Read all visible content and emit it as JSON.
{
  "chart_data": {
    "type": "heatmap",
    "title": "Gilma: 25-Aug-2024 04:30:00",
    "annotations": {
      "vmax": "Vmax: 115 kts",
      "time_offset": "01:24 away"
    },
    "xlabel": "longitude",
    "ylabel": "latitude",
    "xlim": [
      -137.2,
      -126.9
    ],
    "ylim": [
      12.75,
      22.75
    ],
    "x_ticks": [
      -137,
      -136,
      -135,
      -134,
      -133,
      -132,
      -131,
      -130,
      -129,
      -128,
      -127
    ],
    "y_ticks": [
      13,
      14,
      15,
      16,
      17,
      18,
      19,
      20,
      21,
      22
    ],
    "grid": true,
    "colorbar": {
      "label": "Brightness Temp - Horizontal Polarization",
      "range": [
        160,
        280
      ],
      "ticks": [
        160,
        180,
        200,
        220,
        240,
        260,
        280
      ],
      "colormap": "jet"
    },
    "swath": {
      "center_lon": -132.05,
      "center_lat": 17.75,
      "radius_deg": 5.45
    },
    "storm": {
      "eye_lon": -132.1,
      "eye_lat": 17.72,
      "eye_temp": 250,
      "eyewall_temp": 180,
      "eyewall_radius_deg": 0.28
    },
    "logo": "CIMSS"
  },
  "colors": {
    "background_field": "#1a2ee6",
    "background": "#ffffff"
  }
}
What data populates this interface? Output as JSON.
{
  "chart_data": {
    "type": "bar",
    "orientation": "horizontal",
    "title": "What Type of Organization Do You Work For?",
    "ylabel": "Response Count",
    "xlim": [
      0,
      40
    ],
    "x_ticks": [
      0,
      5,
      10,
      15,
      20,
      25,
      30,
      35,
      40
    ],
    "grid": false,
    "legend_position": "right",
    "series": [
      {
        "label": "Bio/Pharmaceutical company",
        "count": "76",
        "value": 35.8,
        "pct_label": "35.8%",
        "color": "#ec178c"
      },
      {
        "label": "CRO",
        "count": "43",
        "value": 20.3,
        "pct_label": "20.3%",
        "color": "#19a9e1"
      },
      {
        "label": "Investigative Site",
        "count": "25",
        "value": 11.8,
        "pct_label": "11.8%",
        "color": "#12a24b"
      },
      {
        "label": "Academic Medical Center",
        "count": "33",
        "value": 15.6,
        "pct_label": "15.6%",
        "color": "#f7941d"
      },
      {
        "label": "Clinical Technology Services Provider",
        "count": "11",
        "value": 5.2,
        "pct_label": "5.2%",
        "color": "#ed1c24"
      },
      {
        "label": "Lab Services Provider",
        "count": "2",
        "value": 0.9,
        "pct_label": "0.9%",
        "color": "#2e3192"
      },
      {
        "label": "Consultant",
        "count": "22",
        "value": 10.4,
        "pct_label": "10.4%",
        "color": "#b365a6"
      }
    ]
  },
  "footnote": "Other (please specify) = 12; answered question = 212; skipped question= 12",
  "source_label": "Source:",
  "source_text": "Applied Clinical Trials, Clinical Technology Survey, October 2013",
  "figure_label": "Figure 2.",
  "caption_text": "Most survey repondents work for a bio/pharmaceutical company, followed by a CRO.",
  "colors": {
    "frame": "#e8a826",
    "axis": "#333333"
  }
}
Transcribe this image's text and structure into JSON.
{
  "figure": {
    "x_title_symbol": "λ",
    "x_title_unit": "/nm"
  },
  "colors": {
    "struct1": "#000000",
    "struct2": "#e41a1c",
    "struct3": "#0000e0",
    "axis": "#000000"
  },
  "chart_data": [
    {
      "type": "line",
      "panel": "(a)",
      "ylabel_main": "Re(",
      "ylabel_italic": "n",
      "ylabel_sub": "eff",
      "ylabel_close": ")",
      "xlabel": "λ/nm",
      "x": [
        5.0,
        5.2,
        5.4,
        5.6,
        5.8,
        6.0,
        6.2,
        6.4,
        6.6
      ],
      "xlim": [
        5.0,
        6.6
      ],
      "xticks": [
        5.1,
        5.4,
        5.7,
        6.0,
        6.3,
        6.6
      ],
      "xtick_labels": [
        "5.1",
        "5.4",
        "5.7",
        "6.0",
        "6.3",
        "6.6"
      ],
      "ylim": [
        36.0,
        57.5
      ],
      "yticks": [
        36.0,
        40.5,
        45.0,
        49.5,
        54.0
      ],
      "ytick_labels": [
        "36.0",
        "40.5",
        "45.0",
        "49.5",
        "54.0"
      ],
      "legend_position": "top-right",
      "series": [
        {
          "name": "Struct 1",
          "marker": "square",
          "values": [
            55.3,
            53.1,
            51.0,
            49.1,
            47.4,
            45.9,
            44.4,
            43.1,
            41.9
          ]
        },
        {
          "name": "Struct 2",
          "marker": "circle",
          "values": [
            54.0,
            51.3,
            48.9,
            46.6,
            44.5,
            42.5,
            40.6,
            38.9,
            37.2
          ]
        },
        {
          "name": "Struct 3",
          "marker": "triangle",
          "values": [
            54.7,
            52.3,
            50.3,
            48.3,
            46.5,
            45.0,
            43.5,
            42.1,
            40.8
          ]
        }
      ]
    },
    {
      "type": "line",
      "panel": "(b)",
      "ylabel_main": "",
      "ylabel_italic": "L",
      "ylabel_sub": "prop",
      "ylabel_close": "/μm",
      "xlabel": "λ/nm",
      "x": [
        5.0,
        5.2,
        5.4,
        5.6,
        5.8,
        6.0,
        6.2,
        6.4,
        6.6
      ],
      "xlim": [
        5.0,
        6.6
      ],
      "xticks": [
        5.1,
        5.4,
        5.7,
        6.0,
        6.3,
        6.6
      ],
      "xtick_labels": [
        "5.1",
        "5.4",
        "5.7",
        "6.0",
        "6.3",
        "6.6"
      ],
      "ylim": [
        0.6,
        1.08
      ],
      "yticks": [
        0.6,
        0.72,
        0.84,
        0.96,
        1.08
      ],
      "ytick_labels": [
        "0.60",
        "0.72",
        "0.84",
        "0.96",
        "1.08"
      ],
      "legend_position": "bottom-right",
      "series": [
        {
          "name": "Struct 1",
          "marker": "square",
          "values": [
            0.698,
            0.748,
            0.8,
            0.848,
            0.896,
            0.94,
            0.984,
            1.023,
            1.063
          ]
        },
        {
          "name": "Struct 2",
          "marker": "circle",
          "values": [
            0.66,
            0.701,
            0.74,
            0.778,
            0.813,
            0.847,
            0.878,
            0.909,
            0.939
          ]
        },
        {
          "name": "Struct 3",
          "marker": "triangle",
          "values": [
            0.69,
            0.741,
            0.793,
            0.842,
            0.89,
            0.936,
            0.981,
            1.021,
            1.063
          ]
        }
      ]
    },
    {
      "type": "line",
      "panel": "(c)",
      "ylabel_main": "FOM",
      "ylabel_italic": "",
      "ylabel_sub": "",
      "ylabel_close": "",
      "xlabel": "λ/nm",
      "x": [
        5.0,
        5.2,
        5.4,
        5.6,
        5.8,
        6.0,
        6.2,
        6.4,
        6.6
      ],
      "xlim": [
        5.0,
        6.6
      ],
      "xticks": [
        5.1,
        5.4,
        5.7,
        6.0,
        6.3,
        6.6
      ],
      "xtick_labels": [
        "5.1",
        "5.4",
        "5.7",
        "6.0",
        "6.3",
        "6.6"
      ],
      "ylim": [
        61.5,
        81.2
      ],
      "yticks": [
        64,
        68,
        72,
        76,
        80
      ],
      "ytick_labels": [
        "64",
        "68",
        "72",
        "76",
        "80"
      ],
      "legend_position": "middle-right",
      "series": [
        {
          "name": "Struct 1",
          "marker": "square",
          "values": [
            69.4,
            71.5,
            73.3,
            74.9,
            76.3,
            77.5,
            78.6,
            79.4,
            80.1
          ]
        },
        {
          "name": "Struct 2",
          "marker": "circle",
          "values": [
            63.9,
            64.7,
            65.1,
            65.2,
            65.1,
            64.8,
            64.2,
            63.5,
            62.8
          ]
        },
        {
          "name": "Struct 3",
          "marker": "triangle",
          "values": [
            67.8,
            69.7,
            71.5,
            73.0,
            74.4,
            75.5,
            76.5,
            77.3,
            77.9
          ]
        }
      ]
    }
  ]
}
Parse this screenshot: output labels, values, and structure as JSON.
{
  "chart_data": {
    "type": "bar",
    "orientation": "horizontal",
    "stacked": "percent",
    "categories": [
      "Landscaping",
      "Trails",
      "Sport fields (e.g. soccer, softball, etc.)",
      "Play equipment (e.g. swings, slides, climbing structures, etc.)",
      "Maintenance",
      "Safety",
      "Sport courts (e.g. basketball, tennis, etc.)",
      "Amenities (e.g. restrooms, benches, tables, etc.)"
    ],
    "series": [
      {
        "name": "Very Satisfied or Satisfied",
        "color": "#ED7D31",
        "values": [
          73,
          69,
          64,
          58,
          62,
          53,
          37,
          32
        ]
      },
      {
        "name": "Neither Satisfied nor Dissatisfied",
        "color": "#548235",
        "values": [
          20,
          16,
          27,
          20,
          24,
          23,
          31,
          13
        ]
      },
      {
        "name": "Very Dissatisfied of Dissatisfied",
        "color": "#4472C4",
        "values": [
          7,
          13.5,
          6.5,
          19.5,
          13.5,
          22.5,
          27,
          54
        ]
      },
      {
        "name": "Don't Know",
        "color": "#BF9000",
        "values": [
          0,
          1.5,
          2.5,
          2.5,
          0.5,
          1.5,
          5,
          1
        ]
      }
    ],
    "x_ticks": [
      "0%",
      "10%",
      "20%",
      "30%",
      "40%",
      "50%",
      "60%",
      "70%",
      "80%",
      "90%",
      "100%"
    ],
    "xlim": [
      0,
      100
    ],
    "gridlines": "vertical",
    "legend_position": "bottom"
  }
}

TASK GOAL: Pick each line holding the word "bottom" out of the listing.

EXPECTED OUTPUT:
      "legend_position": "bottom-right",
    "legend_position": "bottom"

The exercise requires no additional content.